### QUOTED TEXT
# Official AskAndy Pocket Square from Sam Hober



## Andy (Aug 25, 2002)

David and Noina Hober of *Sam Hober *have designed a silk pocket square *just for us*, the members of the Ask Andy Forums.

Take a look at the square and see what you think!










Thanks Noina and David!

Andy
More Info on The Encyclopedia
"I have to keep shopping. I know my life will work if I can just find the perfect outfit!"


----------



## lichMD (Jun 30, 2005)

Absolutely beautiful.
I've ordered mine.
I hope it gets here in time for the Martin Greenfield/BB event on Monday.


----------



## bwep (Apr 17, 2005)

i just ordered mine too!

"Is the juice worth the squeeze?"


----------



## Sam Hober (Jan 2, 2005)

This is the Ask Andy Pocket square #1




And this is the Ask Andy Pocket Square #2

The darker stripe is basically black in this pocket square. The silk that we wove for Andy was based on the version "A" club pattern that forum members selected. We thought that the darker version (Ask Andy silk #2) might be nice for winter and more formal events. The silk in #2 is also woven a little stiffer and is slightly more suitable for angular folds.

We raise the silk worms on our farm in Thailand, where we reel as well as dye and weave the silk. We import the finished silk to Denver where Noina makes the pocket squares by hand. A 16 inch square takes one and half hours to sew. 

We welcome bespoke orders in the pocket square size of your choice. Just e-mail us. We also make bespoke neckties from English, Thai and Italian silks.

David Hober

Handcrafted pocket squares & neckties have spirit and character.


----------



## lichMD (Jun 30, 2005)

David and Noina strike again!

Their great David. My compliments to you both.


----------



## RJman (Nov 11, 2003)

Just ordered mine. What a great idea!

When is the version with the Jacquard weave of Andy grinning and holding his CD coming out? Will there be another version with interlocking AAACs? Or even just AAs?

-- l'homme-RJ


----------



## Andy (Aug 25, 2002)

> quote:_Originally posted by RJman_
> 
> When is the version with the Jacquard weave of Andy grinning and holding his CD coming out? Will there be another version with interlocking AAACs? Or even just AAs?


RJman:

We're actually working on a Macy's Thanksgiving Day balloon with my smiling face! 

Andy
More Info on The Encyclopedia
"I have to keep shopping. I know my life will work if I can just find the perfect outfit!"


----------



## The Gabba Goul (Feb 11, 2005)

Very nice...I'll deffinately be ordering one!

### PROBLEM SET
a: In the pocket square thread, turn the paragraph that begins "We raise the silk worms" into a short bulleted list that keeps its main facts.
b: According to the pocket square thread, how long does it take to sew a 16 inch square?

### RECORDED DATA
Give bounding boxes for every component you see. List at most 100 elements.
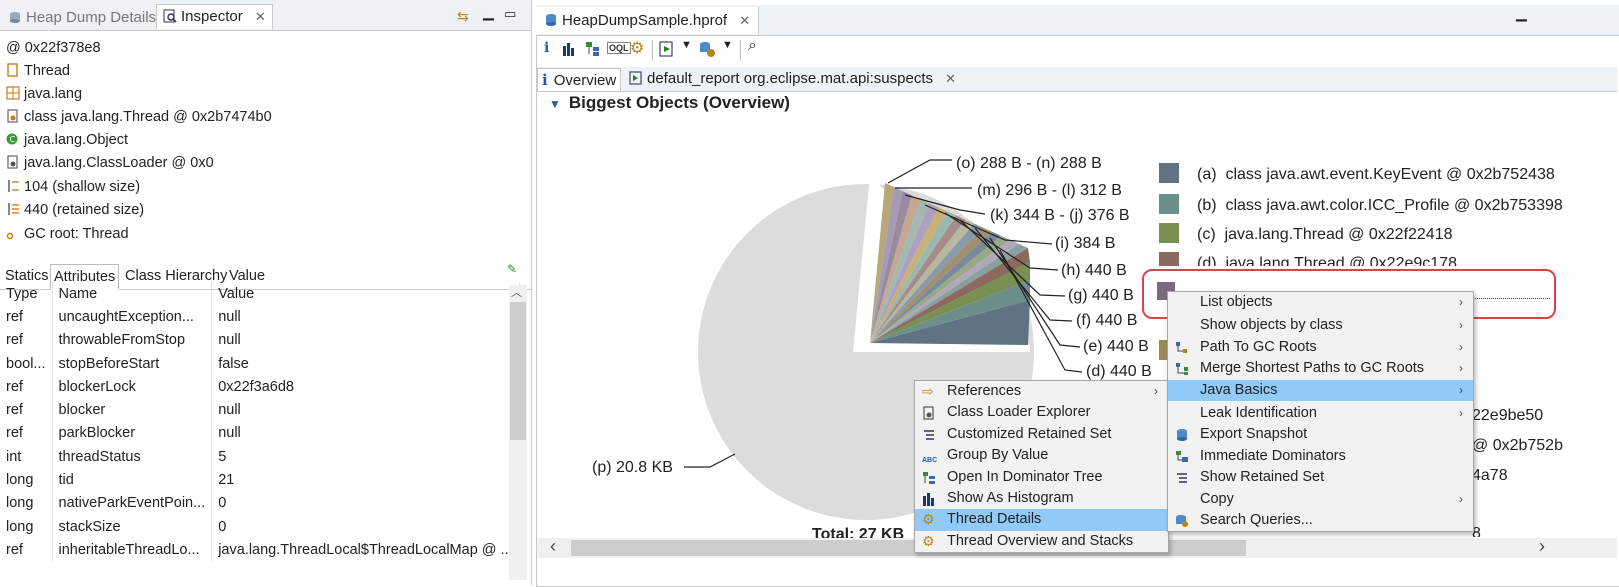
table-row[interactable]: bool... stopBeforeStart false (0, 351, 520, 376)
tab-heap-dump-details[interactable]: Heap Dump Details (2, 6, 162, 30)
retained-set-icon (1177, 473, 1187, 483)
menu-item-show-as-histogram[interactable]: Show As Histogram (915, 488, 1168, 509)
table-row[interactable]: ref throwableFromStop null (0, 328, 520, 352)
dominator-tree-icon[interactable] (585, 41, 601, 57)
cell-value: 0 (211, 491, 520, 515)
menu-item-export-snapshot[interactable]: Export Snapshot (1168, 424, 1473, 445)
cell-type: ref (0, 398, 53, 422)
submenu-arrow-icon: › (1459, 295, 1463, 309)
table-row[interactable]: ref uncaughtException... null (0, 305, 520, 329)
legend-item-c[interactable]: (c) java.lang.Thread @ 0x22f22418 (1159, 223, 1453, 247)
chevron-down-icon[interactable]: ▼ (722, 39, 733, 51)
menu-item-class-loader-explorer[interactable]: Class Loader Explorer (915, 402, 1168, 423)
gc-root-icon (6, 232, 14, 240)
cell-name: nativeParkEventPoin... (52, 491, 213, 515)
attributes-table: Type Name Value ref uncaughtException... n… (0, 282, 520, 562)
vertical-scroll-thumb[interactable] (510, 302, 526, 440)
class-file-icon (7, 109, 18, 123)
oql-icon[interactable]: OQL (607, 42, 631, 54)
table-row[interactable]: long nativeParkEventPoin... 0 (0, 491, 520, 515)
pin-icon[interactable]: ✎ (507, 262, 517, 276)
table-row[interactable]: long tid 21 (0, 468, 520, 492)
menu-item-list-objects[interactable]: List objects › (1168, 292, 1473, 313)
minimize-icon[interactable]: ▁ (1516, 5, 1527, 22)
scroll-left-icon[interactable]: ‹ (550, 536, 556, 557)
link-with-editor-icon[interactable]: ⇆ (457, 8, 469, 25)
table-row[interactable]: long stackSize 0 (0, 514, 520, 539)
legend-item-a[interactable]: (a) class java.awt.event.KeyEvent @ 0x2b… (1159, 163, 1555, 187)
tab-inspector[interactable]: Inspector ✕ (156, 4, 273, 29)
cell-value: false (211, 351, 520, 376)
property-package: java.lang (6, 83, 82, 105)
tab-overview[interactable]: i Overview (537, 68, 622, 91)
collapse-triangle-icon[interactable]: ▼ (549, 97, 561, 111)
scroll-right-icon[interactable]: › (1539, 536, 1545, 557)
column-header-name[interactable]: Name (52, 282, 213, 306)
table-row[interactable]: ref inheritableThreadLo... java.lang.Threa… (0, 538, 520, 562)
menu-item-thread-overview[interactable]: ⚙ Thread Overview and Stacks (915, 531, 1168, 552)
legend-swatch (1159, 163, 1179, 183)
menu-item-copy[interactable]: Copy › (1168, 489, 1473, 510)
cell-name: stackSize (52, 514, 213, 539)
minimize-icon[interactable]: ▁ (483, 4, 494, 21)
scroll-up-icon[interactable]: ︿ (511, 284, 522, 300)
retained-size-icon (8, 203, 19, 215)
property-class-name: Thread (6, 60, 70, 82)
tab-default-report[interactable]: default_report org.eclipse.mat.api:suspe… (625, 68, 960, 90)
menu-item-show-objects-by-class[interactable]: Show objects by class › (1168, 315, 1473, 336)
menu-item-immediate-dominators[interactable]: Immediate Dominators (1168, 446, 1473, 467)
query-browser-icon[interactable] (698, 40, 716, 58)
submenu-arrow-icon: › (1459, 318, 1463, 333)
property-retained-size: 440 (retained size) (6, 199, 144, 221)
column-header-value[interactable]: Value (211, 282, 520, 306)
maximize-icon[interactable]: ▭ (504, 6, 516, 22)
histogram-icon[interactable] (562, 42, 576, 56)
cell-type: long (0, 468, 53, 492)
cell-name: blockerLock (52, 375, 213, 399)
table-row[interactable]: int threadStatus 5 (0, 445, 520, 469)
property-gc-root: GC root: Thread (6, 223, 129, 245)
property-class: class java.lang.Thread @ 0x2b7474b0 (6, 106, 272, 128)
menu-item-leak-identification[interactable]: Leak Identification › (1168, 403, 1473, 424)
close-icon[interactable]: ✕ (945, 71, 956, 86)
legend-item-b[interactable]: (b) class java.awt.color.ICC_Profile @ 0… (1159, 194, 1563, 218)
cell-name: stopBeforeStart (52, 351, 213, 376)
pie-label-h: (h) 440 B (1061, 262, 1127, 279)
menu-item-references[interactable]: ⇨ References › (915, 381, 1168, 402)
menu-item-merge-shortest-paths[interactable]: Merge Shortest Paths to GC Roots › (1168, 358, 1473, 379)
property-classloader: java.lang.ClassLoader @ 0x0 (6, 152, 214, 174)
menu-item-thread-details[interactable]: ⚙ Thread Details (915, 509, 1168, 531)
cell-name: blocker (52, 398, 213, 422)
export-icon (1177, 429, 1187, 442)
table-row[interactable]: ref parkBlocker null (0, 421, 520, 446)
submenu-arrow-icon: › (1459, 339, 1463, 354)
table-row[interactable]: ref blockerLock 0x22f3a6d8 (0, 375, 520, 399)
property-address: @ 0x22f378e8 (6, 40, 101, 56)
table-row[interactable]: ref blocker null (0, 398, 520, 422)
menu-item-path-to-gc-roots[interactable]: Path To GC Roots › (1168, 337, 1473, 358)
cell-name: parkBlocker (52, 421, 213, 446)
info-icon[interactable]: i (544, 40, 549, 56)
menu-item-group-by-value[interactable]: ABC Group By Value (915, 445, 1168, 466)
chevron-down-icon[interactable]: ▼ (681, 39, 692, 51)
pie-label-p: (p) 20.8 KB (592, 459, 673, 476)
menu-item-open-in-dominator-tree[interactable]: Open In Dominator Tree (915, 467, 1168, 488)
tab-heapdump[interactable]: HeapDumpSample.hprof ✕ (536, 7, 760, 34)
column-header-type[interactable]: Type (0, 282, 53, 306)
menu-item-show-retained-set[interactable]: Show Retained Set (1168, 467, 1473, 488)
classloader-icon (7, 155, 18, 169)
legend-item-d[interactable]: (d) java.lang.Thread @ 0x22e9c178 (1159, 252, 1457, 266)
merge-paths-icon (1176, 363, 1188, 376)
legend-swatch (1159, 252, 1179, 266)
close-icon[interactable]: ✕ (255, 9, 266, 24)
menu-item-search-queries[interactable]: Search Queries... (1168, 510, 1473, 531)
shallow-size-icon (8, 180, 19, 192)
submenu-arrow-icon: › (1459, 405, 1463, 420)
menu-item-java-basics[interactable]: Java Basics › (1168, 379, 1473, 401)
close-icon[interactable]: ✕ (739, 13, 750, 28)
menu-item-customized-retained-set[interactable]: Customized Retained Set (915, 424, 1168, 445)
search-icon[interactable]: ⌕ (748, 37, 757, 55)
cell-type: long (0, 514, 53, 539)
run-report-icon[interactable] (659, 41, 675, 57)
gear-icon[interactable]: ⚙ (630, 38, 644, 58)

### ANSWERS TO THE TASKS
a:
- Silk worms are raised on the Hobers' farm in Thailand.
- The silk is reeled, dyed and woven there.
- The finished silk is imported to Denver.
- Noina makes the pocket squares by hand in Denver.
- A 16 inch square takes one and a half hours to sew.

b: One and a half hours.